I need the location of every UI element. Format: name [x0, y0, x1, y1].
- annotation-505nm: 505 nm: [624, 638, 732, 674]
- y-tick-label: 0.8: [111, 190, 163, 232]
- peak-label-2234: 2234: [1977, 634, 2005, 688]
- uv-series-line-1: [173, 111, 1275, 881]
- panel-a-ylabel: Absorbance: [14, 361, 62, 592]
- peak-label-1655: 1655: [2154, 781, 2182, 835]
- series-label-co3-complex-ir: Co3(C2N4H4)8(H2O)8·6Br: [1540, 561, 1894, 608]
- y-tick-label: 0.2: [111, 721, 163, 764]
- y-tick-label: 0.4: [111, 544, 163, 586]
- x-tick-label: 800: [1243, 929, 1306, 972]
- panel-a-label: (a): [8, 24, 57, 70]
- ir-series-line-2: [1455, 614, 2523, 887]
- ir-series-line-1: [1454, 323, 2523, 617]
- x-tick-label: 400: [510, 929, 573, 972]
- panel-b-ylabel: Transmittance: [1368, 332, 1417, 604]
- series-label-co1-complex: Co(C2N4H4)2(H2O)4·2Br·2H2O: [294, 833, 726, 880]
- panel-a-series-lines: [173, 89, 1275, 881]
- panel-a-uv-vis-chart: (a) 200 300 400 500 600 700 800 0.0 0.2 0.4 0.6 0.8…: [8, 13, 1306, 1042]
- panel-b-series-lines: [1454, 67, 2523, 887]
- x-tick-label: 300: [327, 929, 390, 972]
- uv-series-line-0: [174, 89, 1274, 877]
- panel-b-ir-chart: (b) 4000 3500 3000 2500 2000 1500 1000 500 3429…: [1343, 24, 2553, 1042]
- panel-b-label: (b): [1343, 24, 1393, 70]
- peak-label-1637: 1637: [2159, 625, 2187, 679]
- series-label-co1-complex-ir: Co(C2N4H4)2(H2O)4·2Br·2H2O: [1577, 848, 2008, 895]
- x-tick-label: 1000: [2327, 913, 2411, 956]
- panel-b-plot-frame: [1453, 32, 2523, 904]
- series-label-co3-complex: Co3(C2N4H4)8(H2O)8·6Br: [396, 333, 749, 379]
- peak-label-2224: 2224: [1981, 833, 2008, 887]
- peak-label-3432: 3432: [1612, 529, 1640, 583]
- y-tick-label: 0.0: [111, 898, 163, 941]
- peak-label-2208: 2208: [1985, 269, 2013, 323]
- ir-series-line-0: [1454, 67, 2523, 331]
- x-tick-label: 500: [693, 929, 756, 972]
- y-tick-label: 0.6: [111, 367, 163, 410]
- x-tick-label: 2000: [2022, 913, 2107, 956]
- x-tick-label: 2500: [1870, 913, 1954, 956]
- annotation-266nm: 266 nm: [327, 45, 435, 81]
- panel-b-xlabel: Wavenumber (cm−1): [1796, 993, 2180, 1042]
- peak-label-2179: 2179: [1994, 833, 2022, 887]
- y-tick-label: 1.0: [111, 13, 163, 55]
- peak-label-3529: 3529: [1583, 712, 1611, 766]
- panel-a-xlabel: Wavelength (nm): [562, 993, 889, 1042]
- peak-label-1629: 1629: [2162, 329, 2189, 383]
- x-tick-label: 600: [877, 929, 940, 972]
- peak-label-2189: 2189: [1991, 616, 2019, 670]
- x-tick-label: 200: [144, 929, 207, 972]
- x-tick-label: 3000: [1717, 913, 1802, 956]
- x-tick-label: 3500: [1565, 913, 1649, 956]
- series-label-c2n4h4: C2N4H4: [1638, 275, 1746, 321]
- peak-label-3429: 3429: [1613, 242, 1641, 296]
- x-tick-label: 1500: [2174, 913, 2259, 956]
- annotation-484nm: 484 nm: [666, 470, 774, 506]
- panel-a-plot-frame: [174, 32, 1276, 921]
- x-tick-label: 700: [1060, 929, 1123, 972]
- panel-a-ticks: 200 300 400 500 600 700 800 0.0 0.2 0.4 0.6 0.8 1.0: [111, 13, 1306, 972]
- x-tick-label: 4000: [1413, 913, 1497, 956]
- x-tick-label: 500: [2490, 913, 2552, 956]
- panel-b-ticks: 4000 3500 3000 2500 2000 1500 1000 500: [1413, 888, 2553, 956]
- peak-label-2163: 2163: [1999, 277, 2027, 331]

.....

§ **Your task**
Could you reproduce every line of the records above, character for character?

§ **Solution to the problem**
I need the location of every UI element. Format: name [x0, y0, x1, y1].
- annotation-505nm: 505 nm: [624, 638, 732, 674]
- y-tick-label: 0.8: [111, 190, 163, 232]
- peak-label-2234: 2234: [1977, 634, 2005, 688]
- uv-series-line-1: [173, 111, 1275, 881]
- panel-a-ylabel: Absorbance: [14, 361, 62, 592]
- peak-label-1655: 1655: [2154, 781, 2182, 835]
- series-label-co3-complex-ir: Co3(C2N4H4)8(H2O)8·6Br: [1540, 561, 1894, 608]
- y-tick-label: 0.2: [111, 721, 163, 764]
- y-tick-label: 0.4: [111, 544, 163, 586]
- x-tick-label: 800: [1243, 929, 1306, 972]
- panel-a-label: (a): [8, 24, 57, 70]
- ir-series-line-2: [1455, 614, 2523, 887]
- ir-series-line-1: [1454, 323, 2523, 617]
- x-tick-label: 400: [510, 929, 573, 972]
- panel-b-ylabel: Transmittance: [1368, 332, 1417, 604]
- series-label-co1-complex: Co(C2N4H4)2(H2O)4·2Br·2H2O: [294, 833, 726, 880]
- panel-a-series-lines: [173, 89, 1275, 881]
- panel-a-uv-vis-chart: (a) 200 300 400 500 600 700 800 0.0 0.2 0.4 0.6 0.8…: [8, 13, 1306, 1042]
- panel-b-series-lines: [1454, 67, 2523, 887]
- x-tick-label: 300: [327, 929, 390, 972]
- uv-series-line-0: [174, 89, 1274, 877]
- panel-b-ir-chart: (b) 4000 3500 3000 2500 2000 1500 1000 500 3429…: [1343, 24, 2553, 1042]
- panel-b-label: (b): [1343, 24, 1393, 70]
- peak-label-1637: 1637: [2159, 625, 2187, 679]
- series-label-co1-complex-ir: Co(C2N4H4)2(H2O)4·2Br·2H2O: [1577, 848, 2008, 895]
- x-tick-label: 1000: [2327, 913, 2411, 956]
- panel-b-plot-frame: [1453, 32, 2523, 904]
- series-label-co3-complex: Co3(C2N4H4)8(H2O)8·6Br: [396, 333, 749, 379]
- peak-label-2224: 2224: [1981, 833, 2008, 887]
- peak-label-3432: 3432: [1612, 529, 1640, 583]
- y-tick-label: 0.0: [111, 898, 163, 941]
- peak-label-2208: 2208: [1985, 269, 2013, 323]
- ir-series-line-0: [1454, 67, 2523, 331]
- x-tick-label: 500: [693, 929, 756, 972]
- y-tick-label: 0.6: [111, 367, 163, 410]
- x-tick-label: 2000: [2022, 913, 2107, 956]
- x-tick-label: 2500: [1870, 913, 1954, 956]
- annotation-266nm: 266 nm: [327, 45, 435, 81]
- panel-b-xlabel: Wavenumber (cm−1): [1796, 993, 2180, 1042]
- peak-label-2179: 2179: [1994, 833, 2022, 887]
- y-tick-label: 1.0: [111, 13, 163, 55]
- peak-label-3529: 3529: [1583, 712, 1611, 766]
- panel-a-xlabel: Wavelength (nm): [562, 993, 889, 1042]
- peak-label-1629: 1629: [2162, 329, 2189, 383]
- x-tick-label: 600: [877, 929, 940, 972]
- peak-label-2189: 2189: [1991, 616, 2019, 670]
- x-tick-label: 200: [144, 929, 207, 972]
- x-tick-label: 3000: [1717, 913, 1802, 956]
- x-tick-label: 3500: [1565, 913, 1649, 956]
- series-label-c2n4h4: C2N4H4: [1638, 275, 1746, 321]
- peak-label-3429: 3429: [1613, 242, 1641, 296]
- x-tick-label: 1500: [2174, 913, 2259, 956]
- annotation-484nm: 484 nm: [666, 470, 774, 506]
- panel-a-plot-frame: [174, 32, 1276, 921]
- x-tick-label: 700: [1060, 929, 1123, 972]
- panel-a-ticks: 200 300 400 500 600 700 800 0.0 0.2 0.4 0.6 0.8 1.0: [111, 13, 1306, 972]
- x-tick-label: 4000: [1413, 913, 1497, 956]
- x-tick-label: 500: [2490, 913, 2552, 956]
- panel-b-ticks: 4000 3500 3000 2500 2000 1500 1000 500: [1413, 888, 2553, 956]
- peak-label-2163: 2163: [1999, 277, 2027, 331]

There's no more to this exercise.